▶ **Goal**
Pull out every line below that holds the word "which".

[Start Data for this task]

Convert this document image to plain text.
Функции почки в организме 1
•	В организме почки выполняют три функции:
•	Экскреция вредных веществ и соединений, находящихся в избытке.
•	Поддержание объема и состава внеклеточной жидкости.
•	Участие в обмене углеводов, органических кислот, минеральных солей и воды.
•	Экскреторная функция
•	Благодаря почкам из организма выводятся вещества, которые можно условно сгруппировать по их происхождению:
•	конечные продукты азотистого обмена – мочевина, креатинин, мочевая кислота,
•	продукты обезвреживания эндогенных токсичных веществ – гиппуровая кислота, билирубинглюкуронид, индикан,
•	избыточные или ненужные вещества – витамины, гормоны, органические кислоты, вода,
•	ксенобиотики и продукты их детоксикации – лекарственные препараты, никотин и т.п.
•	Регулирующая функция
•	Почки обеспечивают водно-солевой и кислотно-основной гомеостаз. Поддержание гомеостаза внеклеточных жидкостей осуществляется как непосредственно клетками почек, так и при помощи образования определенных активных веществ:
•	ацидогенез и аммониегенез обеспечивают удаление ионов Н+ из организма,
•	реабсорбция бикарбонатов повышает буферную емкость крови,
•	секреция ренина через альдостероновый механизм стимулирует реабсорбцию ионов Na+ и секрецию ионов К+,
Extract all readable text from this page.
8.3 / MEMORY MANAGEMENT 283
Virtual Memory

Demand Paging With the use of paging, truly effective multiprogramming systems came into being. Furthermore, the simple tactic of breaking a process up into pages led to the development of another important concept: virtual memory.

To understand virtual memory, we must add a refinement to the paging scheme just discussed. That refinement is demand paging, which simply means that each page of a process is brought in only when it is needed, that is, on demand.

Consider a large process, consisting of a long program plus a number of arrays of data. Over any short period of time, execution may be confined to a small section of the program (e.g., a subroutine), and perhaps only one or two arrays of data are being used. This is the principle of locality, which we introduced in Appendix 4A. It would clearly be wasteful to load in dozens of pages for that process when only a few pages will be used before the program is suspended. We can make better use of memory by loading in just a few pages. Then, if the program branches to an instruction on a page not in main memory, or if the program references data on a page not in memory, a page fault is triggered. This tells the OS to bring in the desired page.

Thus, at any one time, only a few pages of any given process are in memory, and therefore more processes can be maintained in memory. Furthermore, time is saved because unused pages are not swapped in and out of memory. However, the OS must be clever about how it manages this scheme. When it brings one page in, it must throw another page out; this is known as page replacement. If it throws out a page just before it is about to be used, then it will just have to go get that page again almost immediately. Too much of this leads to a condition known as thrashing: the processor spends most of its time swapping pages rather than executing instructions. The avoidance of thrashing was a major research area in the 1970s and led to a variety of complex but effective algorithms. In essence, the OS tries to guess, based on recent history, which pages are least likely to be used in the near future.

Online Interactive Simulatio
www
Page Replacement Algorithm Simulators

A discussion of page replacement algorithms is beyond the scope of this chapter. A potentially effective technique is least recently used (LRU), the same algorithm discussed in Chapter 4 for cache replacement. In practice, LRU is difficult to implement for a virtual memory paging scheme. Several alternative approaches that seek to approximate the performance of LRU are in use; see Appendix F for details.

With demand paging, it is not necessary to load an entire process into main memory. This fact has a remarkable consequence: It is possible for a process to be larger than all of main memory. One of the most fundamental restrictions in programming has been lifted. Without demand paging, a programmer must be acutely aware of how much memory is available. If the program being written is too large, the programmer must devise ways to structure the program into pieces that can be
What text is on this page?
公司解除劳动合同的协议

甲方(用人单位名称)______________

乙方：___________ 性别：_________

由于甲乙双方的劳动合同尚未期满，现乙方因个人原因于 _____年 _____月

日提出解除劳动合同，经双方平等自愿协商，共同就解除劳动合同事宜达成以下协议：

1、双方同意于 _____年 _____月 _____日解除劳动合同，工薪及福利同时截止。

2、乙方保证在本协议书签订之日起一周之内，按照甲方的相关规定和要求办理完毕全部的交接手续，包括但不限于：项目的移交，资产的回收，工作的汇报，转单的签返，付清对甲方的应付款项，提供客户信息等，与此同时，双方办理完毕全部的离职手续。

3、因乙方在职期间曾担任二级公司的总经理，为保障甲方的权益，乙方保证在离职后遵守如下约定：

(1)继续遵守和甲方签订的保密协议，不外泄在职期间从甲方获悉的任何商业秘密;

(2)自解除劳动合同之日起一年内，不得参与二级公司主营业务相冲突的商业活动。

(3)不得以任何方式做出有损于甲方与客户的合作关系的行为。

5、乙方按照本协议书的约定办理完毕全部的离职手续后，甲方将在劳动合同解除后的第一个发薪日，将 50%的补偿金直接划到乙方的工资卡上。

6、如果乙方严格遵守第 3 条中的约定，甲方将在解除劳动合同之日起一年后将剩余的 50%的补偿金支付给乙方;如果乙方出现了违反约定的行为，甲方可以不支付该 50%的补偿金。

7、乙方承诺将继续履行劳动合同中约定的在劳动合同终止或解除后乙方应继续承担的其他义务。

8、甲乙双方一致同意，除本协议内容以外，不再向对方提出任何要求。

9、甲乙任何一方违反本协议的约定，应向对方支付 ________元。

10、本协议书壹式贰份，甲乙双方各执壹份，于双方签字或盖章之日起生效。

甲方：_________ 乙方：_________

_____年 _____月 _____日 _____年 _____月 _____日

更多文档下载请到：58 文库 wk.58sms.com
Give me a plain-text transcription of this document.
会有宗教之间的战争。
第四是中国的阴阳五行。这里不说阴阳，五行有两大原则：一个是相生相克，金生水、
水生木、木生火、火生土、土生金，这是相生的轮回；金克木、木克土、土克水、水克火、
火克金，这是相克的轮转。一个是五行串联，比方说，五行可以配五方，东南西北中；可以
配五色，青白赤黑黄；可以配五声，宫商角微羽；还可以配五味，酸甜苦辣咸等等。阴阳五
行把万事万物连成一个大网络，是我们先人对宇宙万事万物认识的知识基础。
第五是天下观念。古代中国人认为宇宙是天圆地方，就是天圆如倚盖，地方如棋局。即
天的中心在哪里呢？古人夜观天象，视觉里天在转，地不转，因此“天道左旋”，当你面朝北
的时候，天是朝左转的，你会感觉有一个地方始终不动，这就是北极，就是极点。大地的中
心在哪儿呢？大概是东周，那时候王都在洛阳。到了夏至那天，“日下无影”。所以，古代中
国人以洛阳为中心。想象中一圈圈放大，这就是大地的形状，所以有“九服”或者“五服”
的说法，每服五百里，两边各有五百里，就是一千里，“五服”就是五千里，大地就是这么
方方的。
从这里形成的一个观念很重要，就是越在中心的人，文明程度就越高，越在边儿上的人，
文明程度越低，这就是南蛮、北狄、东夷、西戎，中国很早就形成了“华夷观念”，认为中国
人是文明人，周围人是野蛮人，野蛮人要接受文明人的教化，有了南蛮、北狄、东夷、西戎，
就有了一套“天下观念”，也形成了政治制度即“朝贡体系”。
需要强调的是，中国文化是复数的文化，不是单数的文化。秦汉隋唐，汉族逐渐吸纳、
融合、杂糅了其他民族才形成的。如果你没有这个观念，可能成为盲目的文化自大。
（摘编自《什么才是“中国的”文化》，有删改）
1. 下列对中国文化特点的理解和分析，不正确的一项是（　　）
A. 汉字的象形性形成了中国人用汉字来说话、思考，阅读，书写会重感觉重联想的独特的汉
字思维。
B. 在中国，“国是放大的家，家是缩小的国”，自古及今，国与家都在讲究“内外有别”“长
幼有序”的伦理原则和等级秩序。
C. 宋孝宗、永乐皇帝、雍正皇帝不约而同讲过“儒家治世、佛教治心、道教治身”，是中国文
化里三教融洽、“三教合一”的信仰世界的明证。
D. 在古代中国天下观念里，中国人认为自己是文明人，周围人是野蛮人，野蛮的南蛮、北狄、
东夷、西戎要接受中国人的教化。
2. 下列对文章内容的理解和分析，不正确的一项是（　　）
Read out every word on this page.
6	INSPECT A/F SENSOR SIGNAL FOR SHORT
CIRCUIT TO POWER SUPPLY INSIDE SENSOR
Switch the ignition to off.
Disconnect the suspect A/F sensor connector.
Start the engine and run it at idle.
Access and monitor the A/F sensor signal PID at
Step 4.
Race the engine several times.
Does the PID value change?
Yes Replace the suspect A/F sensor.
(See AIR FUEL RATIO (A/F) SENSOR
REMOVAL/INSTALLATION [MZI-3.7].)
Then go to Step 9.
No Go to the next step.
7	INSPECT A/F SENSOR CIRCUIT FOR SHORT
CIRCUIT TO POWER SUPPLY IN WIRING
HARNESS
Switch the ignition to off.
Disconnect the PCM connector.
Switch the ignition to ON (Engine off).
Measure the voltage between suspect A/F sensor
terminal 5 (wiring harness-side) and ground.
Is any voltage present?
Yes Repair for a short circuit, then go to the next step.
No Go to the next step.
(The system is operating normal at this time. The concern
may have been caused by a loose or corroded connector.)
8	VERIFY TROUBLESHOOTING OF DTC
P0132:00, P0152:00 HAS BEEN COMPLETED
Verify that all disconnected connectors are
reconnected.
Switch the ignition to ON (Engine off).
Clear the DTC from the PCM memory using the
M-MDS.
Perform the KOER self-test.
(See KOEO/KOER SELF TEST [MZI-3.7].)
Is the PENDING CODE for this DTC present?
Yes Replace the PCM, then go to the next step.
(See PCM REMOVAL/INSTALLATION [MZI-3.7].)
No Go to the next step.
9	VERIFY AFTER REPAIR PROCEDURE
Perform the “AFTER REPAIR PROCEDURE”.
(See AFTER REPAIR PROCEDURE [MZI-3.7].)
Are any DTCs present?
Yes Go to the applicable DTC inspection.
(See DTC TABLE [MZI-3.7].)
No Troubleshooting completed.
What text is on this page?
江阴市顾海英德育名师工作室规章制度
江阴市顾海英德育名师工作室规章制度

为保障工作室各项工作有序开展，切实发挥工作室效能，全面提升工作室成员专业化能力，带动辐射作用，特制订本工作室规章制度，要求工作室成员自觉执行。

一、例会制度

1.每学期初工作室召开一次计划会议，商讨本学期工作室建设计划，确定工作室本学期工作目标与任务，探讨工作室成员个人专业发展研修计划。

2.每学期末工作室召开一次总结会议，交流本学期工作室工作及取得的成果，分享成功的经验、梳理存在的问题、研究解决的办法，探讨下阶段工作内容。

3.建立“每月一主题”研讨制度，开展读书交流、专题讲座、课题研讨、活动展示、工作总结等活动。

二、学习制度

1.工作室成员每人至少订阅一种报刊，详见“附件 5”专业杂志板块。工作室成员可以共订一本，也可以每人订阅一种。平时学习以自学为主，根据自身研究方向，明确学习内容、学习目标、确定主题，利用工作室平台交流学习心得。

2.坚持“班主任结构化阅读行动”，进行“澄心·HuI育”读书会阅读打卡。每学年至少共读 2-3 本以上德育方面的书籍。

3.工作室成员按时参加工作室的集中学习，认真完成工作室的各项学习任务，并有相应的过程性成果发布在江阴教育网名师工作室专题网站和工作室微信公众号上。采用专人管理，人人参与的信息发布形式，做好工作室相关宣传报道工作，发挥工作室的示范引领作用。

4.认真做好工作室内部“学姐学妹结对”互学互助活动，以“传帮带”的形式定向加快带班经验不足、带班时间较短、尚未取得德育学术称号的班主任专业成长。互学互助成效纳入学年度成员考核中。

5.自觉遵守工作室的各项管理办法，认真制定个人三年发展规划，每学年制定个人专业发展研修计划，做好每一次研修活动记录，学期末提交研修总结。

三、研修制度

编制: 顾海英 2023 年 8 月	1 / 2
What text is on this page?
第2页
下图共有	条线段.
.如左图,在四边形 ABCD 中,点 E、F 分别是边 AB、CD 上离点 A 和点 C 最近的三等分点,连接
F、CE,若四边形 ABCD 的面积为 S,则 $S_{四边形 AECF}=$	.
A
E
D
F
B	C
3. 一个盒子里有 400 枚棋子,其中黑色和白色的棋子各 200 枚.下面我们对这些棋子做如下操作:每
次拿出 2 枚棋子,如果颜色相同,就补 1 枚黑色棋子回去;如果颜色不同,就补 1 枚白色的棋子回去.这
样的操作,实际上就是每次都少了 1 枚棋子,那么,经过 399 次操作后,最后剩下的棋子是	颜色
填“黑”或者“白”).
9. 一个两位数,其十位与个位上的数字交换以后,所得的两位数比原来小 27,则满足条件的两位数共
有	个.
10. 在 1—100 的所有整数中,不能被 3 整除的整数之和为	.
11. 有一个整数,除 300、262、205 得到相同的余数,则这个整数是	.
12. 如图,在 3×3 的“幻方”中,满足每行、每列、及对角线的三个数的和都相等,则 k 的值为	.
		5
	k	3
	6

[End Data for this task]

▶ **Task output**
To understand virtual memory, we must add a refinement to the paging scheme just discussed. That refinement is demand paging, which simply means that each page of a process is brought in only when it is needed, that is, on demand.
Consider a large process, consisting of a long program plus a number of arrays of data. Over any short period of time, execution may be confined to a small section of the program (e.g., a subroutine), and perhaps only one or two arrays of data are being used. This is the principle of locality, which we introduced in Appendix 4A. It would clearly be wasteful to load in dozens of pages for that process when only a few pages will be used before the program is suspended. We can make better use of memory by loading in just a few pages. Then, if the program branches to an instruction on a page not in main memory, or if the program references data on a page not in memory, a page fault is triggered. This tells the OS to bring in the desired page.
Thus, at any one time, only a few pages of any given process are in memory, and therefore more processes can be maintained in memory. Furthermore, time is saved because unused pages are not swapped in and out of memory. However, the OS must be clever about how it manages this scheme. When it brings one page in, it must throw another page out; this is known as page replacement. If it throws out a page just before it is about to be used, then it will just have to go get that page again almost immediately. Too much of this leads to a condition known as thrashing: the processor spends most of its time swapping pages rather than executing instructions. The avoidance of thrashing was a major research area in the 1970s and led to a variety of complex but effective algorithms. In essence, the OS tries to guess, based on recent history, which pages are least likely to be used in the near future.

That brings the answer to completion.